Data items
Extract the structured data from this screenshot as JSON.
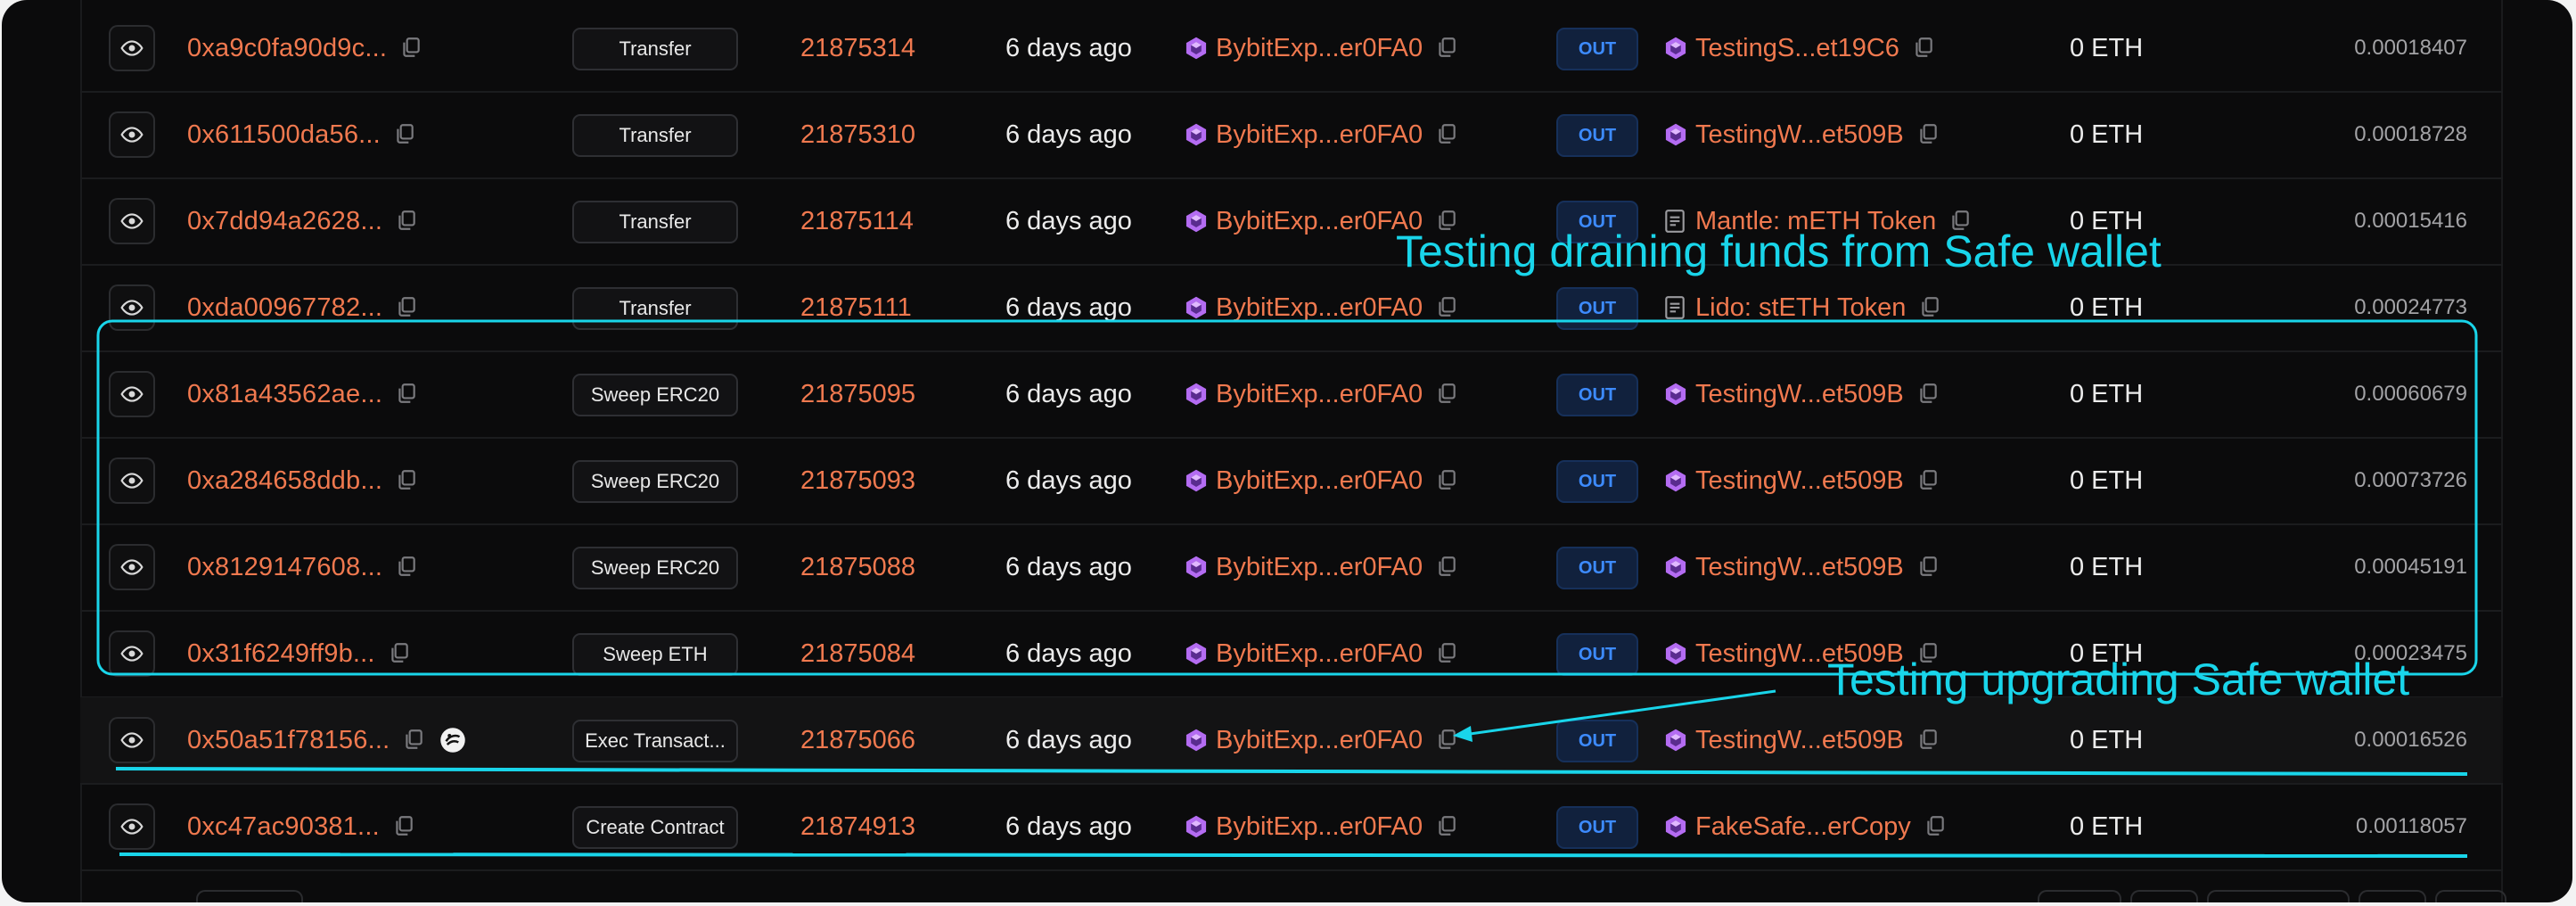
{
  "table": {
    "rows": [
      {
        "hash": "0xa9c0fa90d9c...",
        "method": "Transfer",
        "block": "21875314",
        "age": "6 days ago",
        "from": "BybitExp...er0FA0",
        "direction": "OUT",
        "to": "TestingS...et19C6",
        "to_icon": "contract-icon",
        "value": "0 ETH",
        "fee": "0.00018407",
        "has_extra_icon": false
      },
      {
        "hash": "0x611500da56...",
        "method": "Transfer",
        "block": "21875310",
        "age": "6 days ago",
        "from": "BybitExp...er0FA0",
        "direction": "OUT",
        "to": "TestingW...et509B",
        "to_icon": "contract-icon",
        "value": "0 ETH",
        "fee": "0.00018728",
        "has_extra_icon": false
      },
      {
        "hash": "0x7dd94a2628...",
        "method": "Transfer",
        "block": "21875114",
        "age": "6 days ago",
        "from": "BybitExp...er0FA0",
        "direction": "OUT",
        "to": "Mantle: mETH Token",
        "to_icon": "token-icon",
        "value": "0 ETH",
        "fee": "0.00015416",
        "has_extra_icon": false
      },
      {
        "hash": "0xda00967782...",
        "method": "Transfer",
        "block": "21875111",
        "age": "6 days ago",
        "from": "BybitExp...er0FA0",
        "direction": "OUT",
        "to": "Lido: stETH Token",
        "to_icon": "token-icon",
        "value": "0 ETH",
        "fee": "0.00024773",
        "has_extra_icon": false
      },
      {
        "hash": "0x81a43562ae...",
        "method": "Sweep ERC20",
        "block": "21875095",
        "age": "6 days ago",
        "from": "BybitExp...er0FA0",
        "direction": "OUT",
        "to": "TestingW...et509B",
        "to_icon": "contract-icon",
        "value": "0 ETH",
        "fee": "0.00060679",
        "has_extra_icon": false
      },
      {
        "hash": "0xa284658ddb...",
        "method": "Sweep ERC20",
        "block": "21875093",
        "age": "6 days ago",
        "from": "BybitExp...er0FA0",
        "direction": "OUT",
        "to": "TestingW...et509B",
        "to_icon": "contract-icon",
        "value": "0 ETH",
        "fee": "0.00073726",
        "has_extra_icon": false
      },
      {
        "hash": "0x8129147608...",
        "method": "Sweep ERC20",
        "block": "21875088",
        "age": "6 days ago",
        "from": "BybitExp...er0FA0",
        "direction": "OUT",
        "to": "TestingW...et509B",
        "to_icon": "contract-icon",
        "value": "0 ETH",
        "fee": "0.00045191",
        "has_extra_icon": false
      },
      {
        "hash": "0x31f6249ff9b...",
        "method": "Sweep ETH",
        "block": "21875084",
        "age": "6 days ago",
        "from": "BybitExp...er0FA0",
        "direction": "OUT",
        "to": "TestingW...et509B",
        "to_icon": "contract-icon",
        "value": "0 ETH",
        "fee": "0.00023475",
        "has_extra_icon": false
      },
      {
        "hash": "0x50a51f78156...",
        "method": "Exec Transact...",
        "block": "21875066",
        "age": "6 days ago",
        "from": "BybitExp...er0FA0",
        "direction": "OUT",
        "to": "TestingW...et509B",
        "to_icon": "contract-icon",
        "value": "0 ETH",
        "fee": "0.00016526",
        "has_extra_icon": true
      },
      {
        "hash": "0xc47ac90381...",
        "method": "Create Contract",
        "block": "21874913",
        "age": "6 days ago",
        "from": "BybitExp...er0FA0",
        "direction": "OUT",
        "to": "FakeSafe...erCopy",
        "to_icon": "contract-icon",
        "value": "0 ETH",
        "fee": "0.00118057",
        "has_extra_icon": false
      }
    ]
  },
  "annotations": {
    "draining": "Testing draining funds from Safe wallet",
    "upgrading": "Testing upgrading Safe wallet"
  },
  "colors": {
    "accent_orange": "#f0794f",
    "annotation_cyan": "#19d5ea",
    "out_badge_text": "#3d8bff",
    "contract_purple": "#b46cf2"
  }
}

Stated task
Your copy should hold every record word for word and none of the pictures.

Solution to this problem
Extract the structured data from this screenshot as JSON.
{
  "table": {
    "rows": [
      {
        "hash": "0xa9c0fa90d9c...",
        "method": "Transfer",
        "block": "21875314",
        "age": "6 days ago",
        "from": "BybitExp...er0FA0",
        "direction": "OUT",
        "to": "TestingS...et19C6",
        "to_icon": "contract-icon",
        "value": "0 ETH",
        "fee": "0.00018407",
        "has_extra_icon": false
      },
      {
        "hash": "0x611500da56...",
        "method": "Transfer",
        "block": "21875310",
        "age": "6 days ago",
        "from": "BybitExp...er0FA0",
        "direction": "OUT",
        "to": "TestingW...et509B",
        "to_icon": "contract-icon",
        "value": "0 ETH",
        "fee": "0.00018728",
        "has_extra_icon": false
      },
      {
        "hash": "0x7dd94a2628...",
        "method": "Transfer",
        "block": "21875114",
        "age": "6 days ago",
        "from": "BybitExp...er0FA0",
        "direction": "OUT",
        "to": "Mantle: mETH Token",
        "to_icon": "token-icon",
        "value": "0 ETH",
        "fee": "0.00015416",
        "has_extra_icon": false
      },
      {
        "hash": "0xda00967782...",
        "method": "Transfer",
        "block": "21875111",
        "age": "6 days ago",
        "from": "BybitExp...er0FA0",
        "direction": "OUT",
        "to": "Lido: stETH Token",
        "to_icon": "token-icon",
        "value": "0 ETH",
        "fee": "0.00024773",
        "has_extra_icon": false
      },
      {
        "hash": "0x81a43562ae...",
        "method": "Sweep ERC20",
        "block": "21875095",
        "age": "6 days ago",
        "from": "BybitExp...er0FA0",
        "direction": "OUT",
        "to": "TestingW...et509B",
        "to_icon": "contract-icon",
        "value": "0 ETH",
        "fee": "0.00060679",
        "has_extra_icon": false
      },
      {
        "hash": "0xa284658ddb...",
        "method": "Sweep ERC20",
        "block": "21875093",
        "age": "6 days ago",
        "from": "BybitExp...er0FA0",
        "direction": "OUT",
        "to": "TestingW...et509B",
        "to_icon": "contract-icon",
        "value": "0 ETH",
        "fee": "0.00073726",
        "has_extra_icon": false
      },
      {
        "hash": "0x8129147608...",
        "method": "Sweep ERC20",
        "block": "21875088",
        "age": "6 days ago",
        "from": "BybitExp...er0FA0",
        "direction": "OUT",
        "to": "TestingW...et509B",
        "to_icon": "contract-icon",
        "value": "0 ETH",
        "fee": "0.00045191",
        "has_extra_icon": false
      },
      {
        "hash": "0x31f6249ff9b...",
        "method": "Sweep ETH",
        "block": "21875084",
        "age": "6 days ago",
        "from": "BybitExp...er0FA0",
        "direction": "OUT",
        "to": "TestingW...et509B",
        "to_icon": "contract-icon",
        "value": "0 ETH",
        "fee": "0.00023475",
        "has_extra_icon": false
      },
      {
        "hash": "0x50a51f78156...",
        "method": "Exec Transact...",
        "block": "21875066",
        "age": "6 days ago",
        "from": "BybitExp...er0FA0",
        "direction": "OUT",
        "to": "TestingW...et509B",
        "to_icon": "contract-icon",
        "value": "0 ETH",
        "fee": "0.00016526",
        "has_extra_icon": true
      },
      {
        "hash": "0xc47ac90381...",
        "method": "Create Contract",
        "block": "21874913",
        "age": "6 days ago",
        "from": "BybitExp...er0FA0",
        "direction": "OUT",
        "to": "FakeSafe...erCopy",
        "to_icon": "contract-icon",
        "value": "0 ETH",
        "fee": "0.00118057",
        "has_extra_icon": false
      }
    ]
  },
  "annotations": {
    "draining": "Testing draining funds from Safe wallet",
    "upgrading": "Testing upgrading Safe wallet"
  },
  "colors": {
    "accent_orange": "#f0794f",
    "annotation_cyan": "#19d5ea",
    "out_badge_text": "#3d8bff",
    "contract_purple": "#b46cf2"
  }
}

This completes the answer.